§ **REQUIREMENTS**:
Repeat the listing word for word. No pictures belong in the copy.

§ **DATASET ENTRIES**:
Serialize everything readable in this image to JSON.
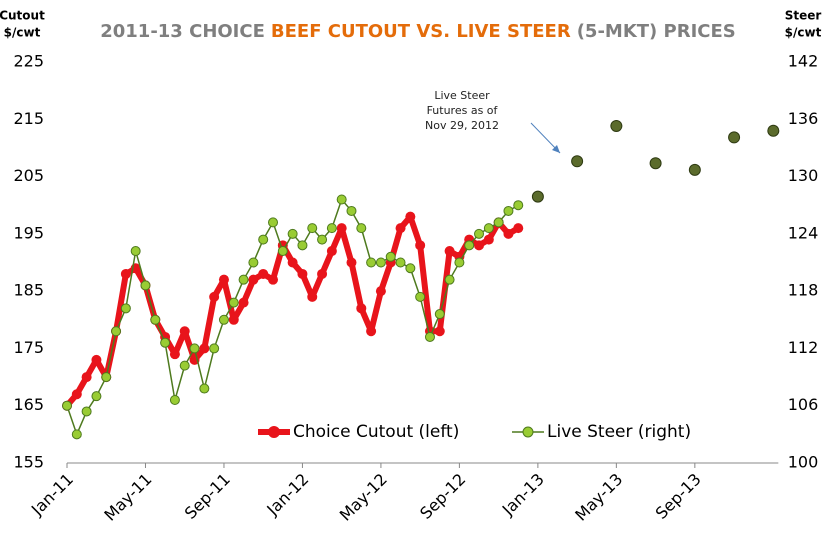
{
  "chart_data": {
    "type": "line",
    "title": [
      "2011-13 CHOICE",
      "BEEF CUTOUT VS. LIVE STEER",
      "(5-MKT) PRICES"
    ],
    "title_colors": [
      "#7f7f7f",
      "#e46c0a",
      "#7f7f7f"
    ],
    "ylabel": [
      "Cutout",
      "$/cwt"
    ],
    "y2label": [
      "Steer",
      "$/cwt"
    ],
    "annotation": [
      "Live Steer",
      "Futures as of",
      "Nov 29, 2012"
    ],
    "categories": [
      "Jan-11",
      null,
      null,
      null,
      null,
      null,
      null,
      null,
      "May-11",
      null,
      null,
      null,
      null,
      null,
      null,
      null,
      "Sep-11",
      null,
      null,
      null,
      null,
      null,
      null,
      null,
      "Jan-12",
      null,
      null,
      null,
      null,
      null,
      null,
      null,
      "May-12",
      null,
      null,
      null,
      null,
      null,
      null,
      null,
      "Sep-12",
      null,
      null,
      null,
      null,
      null,
      null,
      null,
      "Jan-13",
      null,
      null,
      null,
      null,
      null,
      null,
      null,
      "May-13",
      null,
      null,
      null,
      null,
      null,
      null,
      null,
      "Sep-13",
      null,
      null,
      null,
      null,
      null,
      null,
      null,
      null
    ],
    "ylim": [
      155,
      225
    ],
    "yticks": [
      155,
      165,
      175,
      185,
      195,
      205,
      215,
      225
    ],
    "y2lim": [
      100,
      142
    ],
    "y2ticks": [
      100,
      106,
      112,
      118,
      124,
      130,
      136,
      142
    ],
    "grid": false,
    "series": [
      {
        "name": "Choice Cutout (left)",
        "color": "#e8141b",
        "axis": "y",
        "values": [
          165,
          167,
          170,
          173,
          170,
          178,
          188,
          189,
          186,
          180,
          177,
          174,
          178,
          173,
          175,
          184,
          187,
          180,
          183,
          187,
          188,
          187,
          193,
          190,
          188,
          184,
          188,
          192,
          196,
          190,
          182,
          178,
          185,
          190,
          196,
          198,
          193,
          178,
          178,
          192,
          191,
          194,
          193,
          194,
          197,
          195,
          196,
          null,
          null,
          null,
          null,
          null,
          null,
          null,
          null,
          null,
          null,
          null,
          null,
          null,
          null,
          null,
          null,
          null,
          null,
          null,
          null,
          null,
          null,
          null,
          null,
          null,
          null
        ]
      },
      {
        "name": "Live Steer (right)",
        "color": "#99cc33",
        "axis": "y2",
        "values": [
          106,
          103,
          105.4,
          107,
          109,
          113.8,
          116.2,
          122.2,
          118.6,
          115,
          112.6,
          106.6,
          110.2,
          112,
          107.8,
          112,
          115,
          116.8,
          119.2,
          121,
          123.4,
          125.2,
          122.2,
          124,
          122.8,
          124.6,
          123.4,
          124.6,
          127.6,
          126.4,
          124.6,
          121,
          121,
          121.6,
          121,
          120.4,
          117.4,
          113.2,
          115.6,
          119.2,
          121,
          122.8,
          124,
          124.6,
          125.2,
          126.4,
          127,
          null,
          null,
          null,
          null,
          null,
          null,
          null,
          null,
          null,
          null,
          null,
          null,
          null,
          null,
          null,
          null,
          null,
          null,
          null,
          null,
          null,
          null,
          null,
          null,
          null,
          null
        ]
      },
      {
        "color": "#5b6b2c",
        "axis": "y2",
        "values": [
          null,
          null,
          null,
          null,
          null,
          null,
          null,
          null,
          null,
          null,
          null,
          null,
          null,
          null,
          null,
          null,
          null,
          null,
          null,
          null,
          null,
          null,
          null,
          null,
          null,
          null,
          null,
          null,
          null,
          null,
          null,
          null,
          null,
          null,
          null,
          null,
          null,
          null,
          null,
          null,
          null,
          null,
          null,
          null,
          null,
          null,
          null,
          null,
          127.9,
          null,
          null,
          null,
          131.6,
          null,
          null,
          null,
          135.3,
          null,
          null,
          null,
          131.4,
          null,
          null,
          null,
          130.7,
          null,
          null,
          null,
          134.1,
          null,
          null,
          null,
          134.8
        ]
      }
    ]
  }
}
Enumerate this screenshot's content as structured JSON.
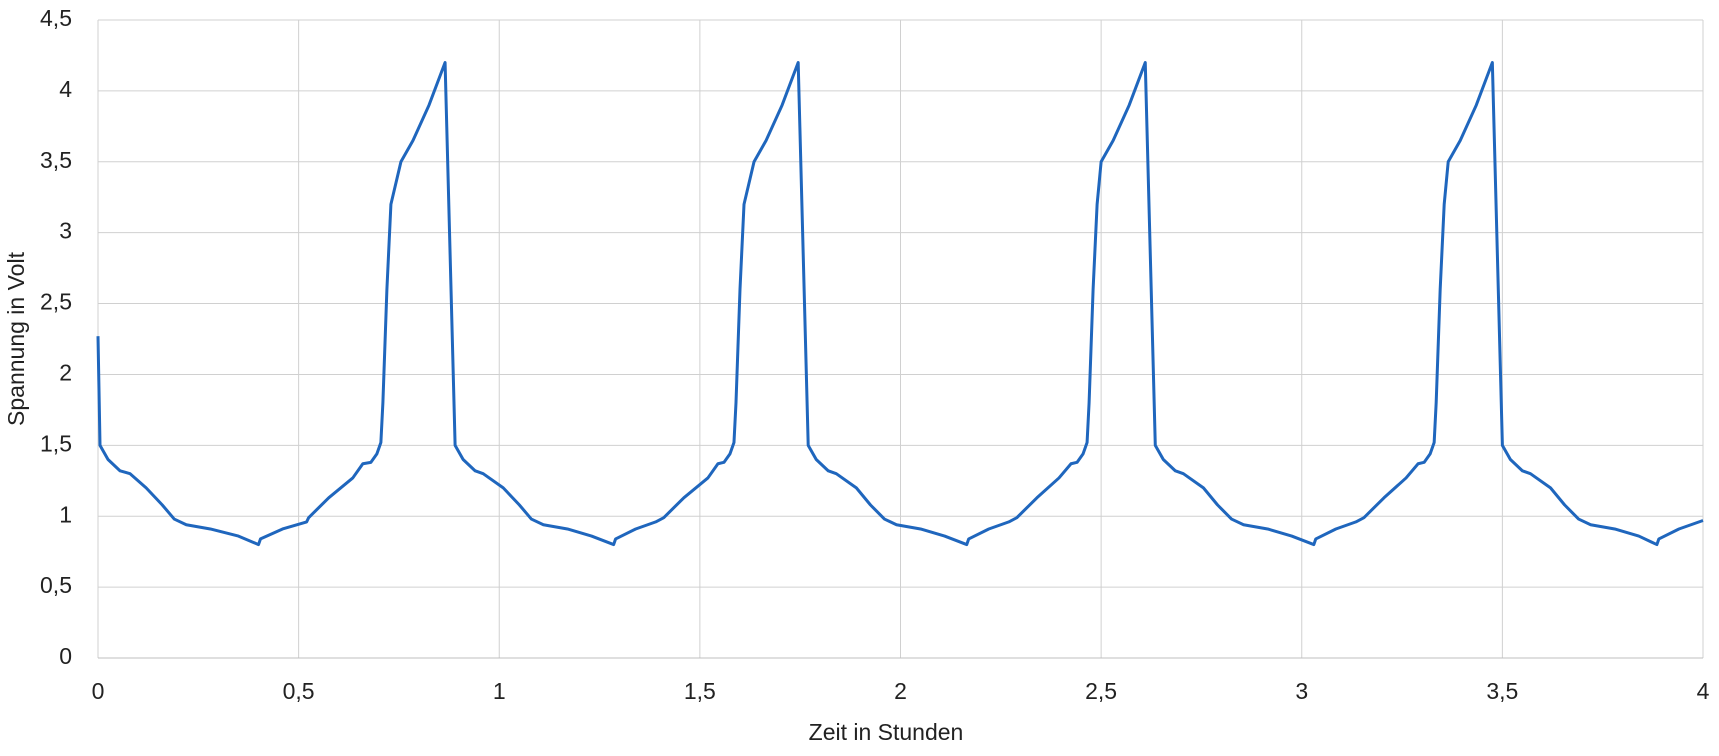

§ **FINAL ANSWER**:
Serialize everything readable in this image to JSON.
{
  "chart_data": {
    "type": "line",
    "title": [
      "2011-13 CHOICE",
      "BEEF CUTOUT VS. LIVE STEER",
      "(5-MKT) PRICES"
    ],
    "title_colors": [
      "#7f7f7f",
      "#e46c0a",
      "#7f7f7f"
    ],
    "ylabel": [
      "Cutout",
      "$/cwt"
    ],
    "y2label": [
      "Steer",
      "$/cwt"
    ],
    "annotation": [
      "Live Steer",
      "Futures as of",
      "Nov 29, 2012"
    ],
    "categories": [
      "Jan-11",
      null,
      null,
      null,
      null,
      null,
      null,
      null,
      "May-11",
      null,
      null,
      null,
      null,
      null,
      null,
      null,
      "Sep-11",
      null,
      null,
      null,
      null,
      null,
      null,
      null,
      "Jan-12",
      null,
      null,
      null,
      null,
      null,
      null,
      null,
      "May-12",
      null,
      null,
      null,
      null,
      null,
      null,
      null,
      "Sep-12",
      null,
      null,
      null,
      null,
      null,
      null,
      null,
      "Jan-13",
      null,
      null,
      null,
      null,
      null,
      null,
      null,
      "May-13",
      null,
      null,
      null,
      null,
      null,
      null,
      null,
      "Sep-13",
      null,
      null,
      null,
      null,
      null,
      null,
      null,
      null
    ],
    "ylim": [
      155,
      225
    ],
    "yticks": [
      155,
      165,
      175,
      185,
      195,
      205,
      215,
      225
    ],
    "y2lim": [
      100,
      142
    ],
    "y2ticks": [
      100,
      106,
      112,
      118,
      124,
      130,
      136,
      142
    ],
    "grid": false,
    "series": [
      {
        "name": "Choice Cutout (left)",
        "color": "#e8141b",
        "axis": "y",
        "values": [
          165,
          167,
          170,
          173,
          170,
          178,
          188,
          189,
          186,
          180,
          177,
          174,
          178,
          173,
          175,
          184,
          187,
          180,
          183,
          187,
          188,
          187,
          193,
          190,
          188,
          184,
          188,
          192,
          196,
          190,
          182,
          178,
          185,
          190,
          196,
          198,
          193,
          178,
          178,
          192,
          191,
          194,
          193,
          194,
          197,
          195,
          196,
          null,
          null,
          null,
          null,
          null,
          null,
          null,
          null,
          null,
          null,
          null,
          null,
          null,
          null,
          null,
          null,
          null,
          null,
          null,
          null,
          null,
          null,
          null,
          null,
          null,
          null
        ]
      },
      {
        "name": "Live Steer (right)",
        "color": "#99cc33",
        "axis": "y2",
        "values": [
          106,
          103,
          105.4,
          107,
          109,
          113.8,
          116.2,
          122.2,
          118.6,
          115,
          112.6,
          106.6,
          110.2,
          112,
          107.8,
          112,
          115,
          116.8,
          119.2,
          121,
          123.4,
          125.2,
          122.2,
          124,
          122.8,
          124.6,
          123.4,
          124.6,
          127.6,
          126.4,
          124.6,
          121,
          121,
          121.6,
          121,
          120.4,
          117.4,
          113.2,
          115.6,
          119.2,
          121,
          122.8,
          124,
          124.6,
          125.2,
          126.4,
          127,
          null,
          null,
          null,
          null,
          null,
          null,
          null,
          null,
          null,
          null,
          null,
          null,
          null,
          null,
          null,
          null,
          null,
          null,
          null,
          null,
          null,
          null,
          null,
          null,
          null,
          null
        ]
      },
      {
        "color": "#5b6b2c",
        "axis": "y2",
        "values": [
          null,
          null,
          null,
          null,
          null,
          null,
          null,
          null,
          null,
          null,
          null,
          null,
          null,
          null,
          null,
          null,
          null,
          null,
          null,
          null,
          null,
          null,
          null,
          null,
          null,
          null,
          null,
          null,
          null,
          null,
          null,
          null,
          null,
          null,
          null,
          null,
          null,
          null,
          null,
          null,
          null,
          null,
          null,
          null,
          null,
          null,
          null,
          null,
          127.9,
          null,
          null,
          null,
          131.6,
          null,
          null,
          null,
          135.3,
          null,
          null,
          null,
          131.4,
          null,
          null,
          null,
          130.7,
          null,
          null,
          null,
          134.1,
          null,
          null,
          null,
          134.8
        ]
      }
    ]
  }
}
Enumerate this screenshot's content as structured JSON.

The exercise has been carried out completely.